* _DIRECTION_: Every line below should be copied exactly; drop the pictures.

* _RECORD LIST_:
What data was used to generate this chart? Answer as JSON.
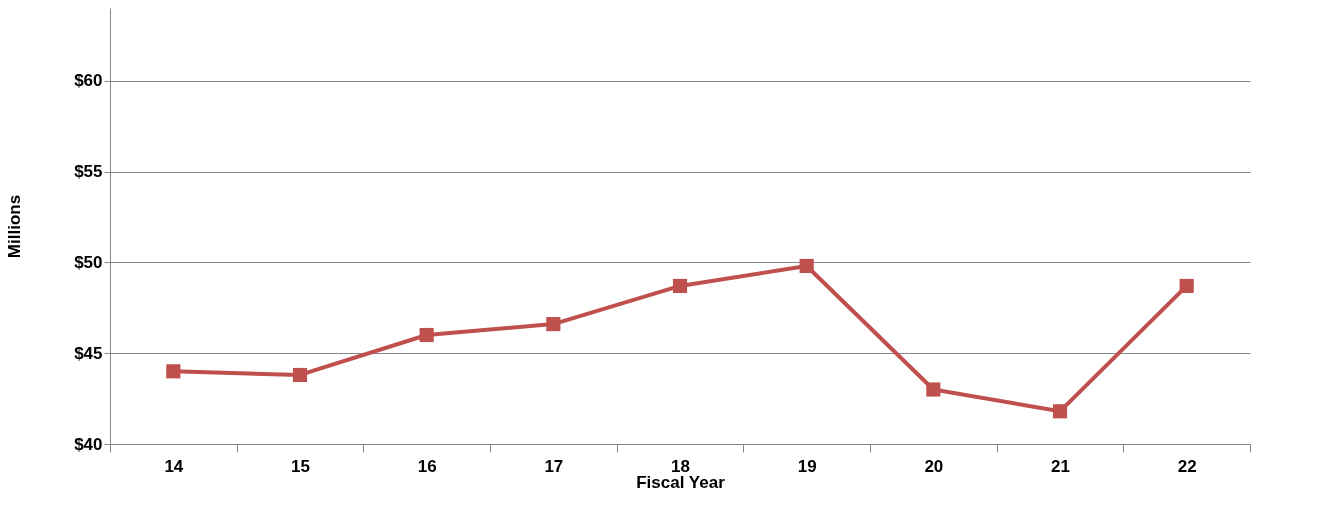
{
  "chart_data": {
    "type": "line",
    "xlabel": "Fiscal Year",
    "ylabel": "Millions",
    "categories": [
      "14",
      "15",
      "16",
      "17",
      "18",
      "19",
      "20",
      "21",
      "22"
    ],
    "series": [
      {
        "color": "#c0504d",
        "values": [
          44.0,
          43.8,
          46.0,
          46.6,
          48.7,
          49.8,
          43.0,
          41.8,
          48.7
        ]
      }
    ],
    "ylim": [
      40,
      64
    ],
    "yticks": [
      {
        "value": 40,
        "label": "$40"
      },
      {
        "value": 45,
        "label": "$45"
      },
      {
        "value": 50,
        "label": "$50"
      },
      {
        "value": 55,
        "label": "$55"
      },
      {
        "value": 60,
        "label": "$60"
      }
    ],
    "grid": "y",
    "legend": false,
    "marker": "square",
    "line_style": "solid"
  }
}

* _REPLY TO THE TASK_:
What data was used to generate this chart? Answer as JSON.
{
  "chart_data": {
    "type": "line",
    "xlabel": "Fiscal Year",
    "ylabel": "Millions",
    "categories": [
      "14",
      "15",
      "16",
      "17",
      "18",
      "19",
      "20",
      "21",
      "22"
    ],
    "series": [
      {
        "color": "#c0504d",
        "values": [
          44.0,
          43.8,
          46.0,
          46.6,
          48.7,
          49.8,
          43.0,
          41.8,
          48.7
        ]
      }
    ],
    "ylim": [
      40,
      64
    ],
    "yticks": [
      {
        "value": 40,
        "label": "$40"
      },
      {
        "value": 45,
        "label": "$45"
      },
      {
        "value": 50,
        "label": "$50"
      },
      {
        "value": 55,
        "label": "$55"
      },
      {
        "value": 60,
        "label": "$60"
      }
    ],
    "grid": "y",
    "legend": false,
    "marker": "square",
    "line_style": "solid"
  }
}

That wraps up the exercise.